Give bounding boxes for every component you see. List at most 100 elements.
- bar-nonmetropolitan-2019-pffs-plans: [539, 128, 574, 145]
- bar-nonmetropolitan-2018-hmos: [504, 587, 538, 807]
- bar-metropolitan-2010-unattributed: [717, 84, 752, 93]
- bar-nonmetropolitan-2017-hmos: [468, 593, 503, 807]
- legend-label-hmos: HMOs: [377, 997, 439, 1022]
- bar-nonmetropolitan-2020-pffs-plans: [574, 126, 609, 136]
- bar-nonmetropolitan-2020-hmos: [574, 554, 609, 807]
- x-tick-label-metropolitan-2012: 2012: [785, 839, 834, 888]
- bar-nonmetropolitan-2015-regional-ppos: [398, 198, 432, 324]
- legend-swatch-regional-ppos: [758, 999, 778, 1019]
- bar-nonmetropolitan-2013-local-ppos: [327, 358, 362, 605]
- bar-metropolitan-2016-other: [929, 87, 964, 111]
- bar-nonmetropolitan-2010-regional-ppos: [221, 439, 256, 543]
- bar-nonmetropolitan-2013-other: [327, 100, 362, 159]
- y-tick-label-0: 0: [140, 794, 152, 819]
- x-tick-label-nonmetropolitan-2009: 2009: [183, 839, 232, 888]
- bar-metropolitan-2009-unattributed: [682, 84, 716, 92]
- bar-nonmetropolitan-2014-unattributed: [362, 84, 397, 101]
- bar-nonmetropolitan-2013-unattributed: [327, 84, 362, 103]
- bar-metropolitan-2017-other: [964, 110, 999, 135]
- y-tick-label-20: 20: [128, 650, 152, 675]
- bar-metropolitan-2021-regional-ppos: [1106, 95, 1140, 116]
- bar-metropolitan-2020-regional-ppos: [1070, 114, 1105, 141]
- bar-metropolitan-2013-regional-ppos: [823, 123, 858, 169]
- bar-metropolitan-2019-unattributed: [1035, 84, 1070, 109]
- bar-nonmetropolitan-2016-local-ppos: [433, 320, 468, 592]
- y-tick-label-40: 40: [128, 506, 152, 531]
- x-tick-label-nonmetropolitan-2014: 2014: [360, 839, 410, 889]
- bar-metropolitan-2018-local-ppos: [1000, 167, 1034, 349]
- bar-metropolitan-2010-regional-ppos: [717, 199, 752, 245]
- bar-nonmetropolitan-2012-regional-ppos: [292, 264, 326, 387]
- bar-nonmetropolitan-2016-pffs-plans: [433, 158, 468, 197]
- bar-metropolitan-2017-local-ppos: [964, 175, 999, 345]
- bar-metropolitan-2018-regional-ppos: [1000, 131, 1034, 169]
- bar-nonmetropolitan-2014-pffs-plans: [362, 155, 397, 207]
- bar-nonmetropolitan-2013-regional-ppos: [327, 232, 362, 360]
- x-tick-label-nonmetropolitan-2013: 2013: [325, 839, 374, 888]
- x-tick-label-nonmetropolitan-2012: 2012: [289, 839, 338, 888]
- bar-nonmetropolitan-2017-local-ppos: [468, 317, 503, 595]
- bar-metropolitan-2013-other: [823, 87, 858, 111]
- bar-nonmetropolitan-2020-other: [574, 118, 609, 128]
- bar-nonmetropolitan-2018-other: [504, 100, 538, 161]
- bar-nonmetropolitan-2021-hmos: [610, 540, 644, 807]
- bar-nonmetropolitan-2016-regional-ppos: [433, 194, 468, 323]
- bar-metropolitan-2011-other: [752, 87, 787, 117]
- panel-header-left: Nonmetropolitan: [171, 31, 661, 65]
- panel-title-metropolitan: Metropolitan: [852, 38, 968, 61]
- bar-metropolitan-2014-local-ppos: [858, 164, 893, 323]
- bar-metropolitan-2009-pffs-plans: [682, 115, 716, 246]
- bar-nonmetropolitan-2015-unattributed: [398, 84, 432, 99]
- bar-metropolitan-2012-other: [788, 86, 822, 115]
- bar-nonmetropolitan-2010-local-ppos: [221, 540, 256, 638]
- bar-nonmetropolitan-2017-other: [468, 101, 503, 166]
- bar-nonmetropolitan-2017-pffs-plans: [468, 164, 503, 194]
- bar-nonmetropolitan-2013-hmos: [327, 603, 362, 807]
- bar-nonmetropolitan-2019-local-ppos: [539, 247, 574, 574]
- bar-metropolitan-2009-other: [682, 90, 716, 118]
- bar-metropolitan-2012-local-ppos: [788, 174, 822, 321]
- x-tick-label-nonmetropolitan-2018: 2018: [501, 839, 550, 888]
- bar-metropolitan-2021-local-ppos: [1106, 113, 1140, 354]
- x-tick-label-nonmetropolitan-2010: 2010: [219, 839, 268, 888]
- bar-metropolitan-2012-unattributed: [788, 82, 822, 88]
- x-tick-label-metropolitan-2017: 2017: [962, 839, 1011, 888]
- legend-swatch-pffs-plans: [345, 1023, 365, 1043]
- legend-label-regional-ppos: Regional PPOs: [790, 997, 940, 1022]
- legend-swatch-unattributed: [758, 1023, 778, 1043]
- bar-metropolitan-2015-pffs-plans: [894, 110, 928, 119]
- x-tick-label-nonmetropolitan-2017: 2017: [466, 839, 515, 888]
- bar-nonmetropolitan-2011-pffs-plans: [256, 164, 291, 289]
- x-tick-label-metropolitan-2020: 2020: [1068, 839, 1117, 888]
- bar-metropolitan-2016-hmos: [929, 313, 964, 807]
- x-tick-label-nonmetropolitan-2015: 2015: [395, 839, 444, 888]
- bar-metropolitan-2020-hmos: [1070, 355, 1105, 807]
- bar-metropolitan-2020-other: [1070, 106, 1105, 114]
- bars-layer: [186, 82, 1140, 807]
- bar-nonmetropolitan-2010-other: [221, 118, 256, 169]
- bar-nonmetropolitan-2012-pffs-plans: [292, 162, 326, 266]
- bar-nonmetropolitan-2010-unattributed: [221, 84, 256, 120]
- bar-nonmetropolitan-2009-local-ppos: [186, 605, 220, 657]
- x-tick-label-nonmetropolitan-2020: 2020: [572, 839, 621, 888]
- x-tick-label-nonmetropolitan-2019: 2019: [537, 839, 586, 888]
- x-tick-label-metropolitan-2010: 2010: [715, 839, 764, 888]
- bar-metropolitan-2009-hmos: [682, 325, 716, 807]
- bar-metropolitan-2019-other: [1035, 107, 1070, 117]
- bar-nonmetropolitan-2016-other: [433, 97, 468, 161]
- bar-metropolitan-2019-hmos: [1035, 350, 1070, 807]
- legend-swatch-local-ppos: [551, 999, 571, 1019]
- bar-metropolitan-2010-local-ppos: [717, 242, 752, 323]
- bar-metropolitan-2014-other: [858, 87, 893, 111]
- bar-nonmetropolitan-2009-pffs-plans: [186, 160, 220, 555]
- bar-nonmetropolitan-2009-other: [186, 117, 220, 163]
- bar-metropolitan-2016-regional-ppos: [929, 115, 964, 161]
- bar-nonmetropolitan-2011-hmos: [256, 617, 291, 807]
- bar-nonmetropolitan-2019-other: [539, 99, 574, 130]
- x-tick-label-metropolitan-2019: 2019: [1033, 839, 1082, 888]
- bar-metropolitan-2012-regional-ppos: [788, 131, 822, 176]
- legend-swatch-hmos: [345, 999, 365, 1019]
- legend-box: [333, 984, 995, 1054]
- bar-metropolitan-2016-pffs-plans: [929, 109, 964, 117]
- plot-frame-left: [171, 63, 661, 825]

» Aim of the exercise: Put the lines of the data, from the beginning through the line containing "- bar-nonmetropolitan-2020-hmos: [574, 554, 609, 807]", into a JSON list of strings with one string per line, omitting any blank lines.

» Response to the exercise:
[
  "Give bounding boxes for every component you see. List at most 100 elements.",
  "- bar-nonmetropolitan-2019-pffs-plans: [539, 128, 574, 145]",
  "- bar-nonmetropolitan-2018-hmos: [504, 587, 538, 807]",
  "- bar-metropolitan-2010-unattributed: [717, 84, 752, 93]",
  "- bar-nonmetropolitan-2017-hmos: [468, 593, 503, 807]",
  "- legend-label-hmos: HMOs: [377, 997, 439, 1022]",
  "- bar-nonmetropolitan-2020-pffs-plans: [574, 126, 609, 136]",
  "- bar-nonmetropolitan-2020-hmos: [574, 554, 609, 807]"
]